- **RECORDS SHOWN**
((
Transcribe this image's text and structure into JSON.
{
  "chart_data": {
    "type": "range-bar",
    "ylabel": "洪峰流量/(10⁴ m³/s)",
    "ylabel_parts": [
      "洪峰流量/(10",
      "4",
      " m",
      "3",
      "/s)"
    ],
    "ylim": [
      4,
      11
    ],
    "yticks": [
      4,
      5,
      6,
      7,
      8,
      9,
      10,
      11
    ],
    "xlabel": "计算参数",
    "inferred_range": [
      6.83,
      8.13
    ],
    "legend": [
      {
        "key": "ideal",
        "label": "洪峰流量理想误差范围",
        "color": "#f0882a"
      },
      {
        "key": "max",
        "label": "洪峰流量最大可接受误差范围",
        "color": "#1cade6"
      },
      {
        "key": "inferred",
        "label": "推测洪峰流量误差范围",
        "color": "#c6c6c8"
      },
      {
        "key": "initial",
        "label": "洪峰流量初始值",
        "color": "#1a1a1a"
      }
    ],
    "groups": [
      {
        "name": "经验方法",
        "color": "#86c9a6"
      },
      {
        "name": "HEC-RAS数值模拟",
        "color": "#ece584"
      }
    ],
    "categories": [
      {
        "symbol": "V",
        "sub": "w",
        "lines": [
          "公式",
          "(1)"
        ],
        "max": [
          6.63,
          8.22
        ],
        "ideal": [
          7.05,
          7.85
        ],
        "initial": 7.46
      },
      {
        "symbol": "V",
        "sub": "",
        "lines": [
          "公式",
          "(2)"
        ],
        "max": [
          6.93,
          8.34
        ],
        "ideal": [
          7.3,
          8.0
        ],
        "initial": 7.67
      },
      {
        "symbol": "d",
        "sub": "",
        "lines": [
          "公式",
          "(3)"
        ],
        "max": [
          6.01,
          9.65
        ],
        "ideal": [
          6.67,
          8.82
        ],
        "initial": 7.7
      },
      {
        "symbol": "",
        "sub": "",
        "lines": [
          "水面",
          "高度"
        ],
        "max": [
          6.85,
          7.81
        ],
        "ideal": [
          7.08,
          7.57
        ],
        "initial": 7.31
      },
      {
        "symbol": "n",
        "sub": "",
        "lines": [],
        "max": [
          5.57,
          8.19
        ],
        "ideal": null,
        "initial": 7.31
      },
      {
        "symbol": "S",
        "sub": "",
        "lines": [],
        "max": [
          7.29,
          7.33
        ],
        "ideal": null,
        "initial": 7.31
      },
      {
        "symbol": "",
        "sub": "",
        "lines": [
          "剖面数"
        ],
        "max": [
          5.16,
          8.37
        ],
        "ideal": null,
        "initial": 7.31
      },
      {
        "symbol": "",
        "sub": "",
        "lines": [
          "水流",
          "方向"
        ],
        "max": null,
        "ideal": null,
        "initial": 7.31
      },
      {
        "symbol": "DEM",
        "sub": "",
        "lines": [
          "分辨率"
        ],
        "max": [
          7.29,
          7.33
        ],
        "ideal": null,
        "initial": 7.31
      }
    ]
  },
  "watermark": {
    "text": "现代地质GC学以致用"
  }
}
))
- **WORK TO BE COMPLETED**
Make an exact copy of every line in the data.

- **COMPLETED TASK**
Transcribe this image's text and structure into JSON.
{
  "chart_data": {
    "type": "range-bar",
    "ylabel": "洪峰流量/(10⁴ m³/s)",
    "ylabel_parts": [
      "洪峰流量/(10",
      "4",
      " m",
      "3",
      "/s)"
    ],
    "ylim": [
      4,
      11
    ],
    "yticks": [
      4,
      5,
      6,
      7,
      8,
      9,
      10,
      11
    ],
    "xlabel": "计算参数",
    "inferred_range": [
      6.83,
      8.13
    ],
    "legend": [
      {
        "key": "ideal",
        "label": "洪峰流量理想误差范围",
        "color": "#f0882a"
      },
      {
        "key": "max",
        "label": "洪峰流量最大可接受误差范围",
        "color": "#1cade6"
      },
      {
        "key": "inferred",
        "label": "推测洪峰流量误差范围",
        "color": "#c6c6c8"
      },
      {
        "key": "initial",
        "label": "洪峰流量初始值",
        "color": "#1a1a1a"
      }
    ],
    "groups": [
      {
        "name": "经验方法",
        "color": "#86c9a6"
      },
      {
        "name": "HEC-RAS数值模拟",
        "color": "#ece584"
      }
    ],
    "categories": [
      {
        "symbol": "V",
        "sub": "w",
        "lines": [
          "公式",
          "(1)"
        ],
        "max": [
          6.63,
          8.22
        ],
        "ideal": [
          7.05,
          7.85
        ],
        "initial": 7.46
      },
      {
        "symbol": "V",
        "sub": "",
        "lines": [
          "公式",
          "(2)"
        ],
        "max": [
          6.93,
          8.34
        ],
        "ideal": [
          7.3,
          8.0
        ],
        "initial": 7.67
      },
      {
        "symbol": "d",
        "sub": "",
        "lines": [
          "公式",
          "(3)"
        ],
        "max": [
          6.01,
          9.65
        ],
        "ideal": [
          6.67,
          8.82
        ],
        "initial": 7.7
      },
      {
        "symbol": "",
        "sub": "",
        "lines": [
          "水面",
          "高度"
        ],
        "max": [
          6.85,
          7.81
        ],
        "ideal": [
          7.08,
          7.57
        ],
        "initial": 7.31
      },
      {
        "symbol": "n",
        "sub": "",
        "lines": [],
        "max": [
          5.57,
          8.19
        ],
        "ideal": null,
        "initial": 7.31
      },
      {
        "symbol": "S",
        "sub": "",
        "lines": [],
        "max": [
          7.29,
          7.33
        ],
        "ideal": null,
        "initial": 7.31
      },
      {
        "symbol": "",
        "sub": "",
        "lines": [
          "剖面数"
        ],
        "max": [
          5.16,
          8.37
        ],
        "ideal": null,
        "initial": 7.31
      },
      {
        "symbol": "",
        "sub": "",
        "lines": [
          "水流",
          "方向"
        ],
        "max": null,
        "ideal": null,
        "initial": 7.31
      },
      {
        "symbol": "DEM",
        "sub": "",
        "lines": [
          "分辨率"
        ],
        "max": [
          7.29,
          7.33
        ],
        "ideal": null,
        "initial": 7.31
      }
    ]
  },
  "watermark": {
    "text": "现代地质GC学以致用"
  }
}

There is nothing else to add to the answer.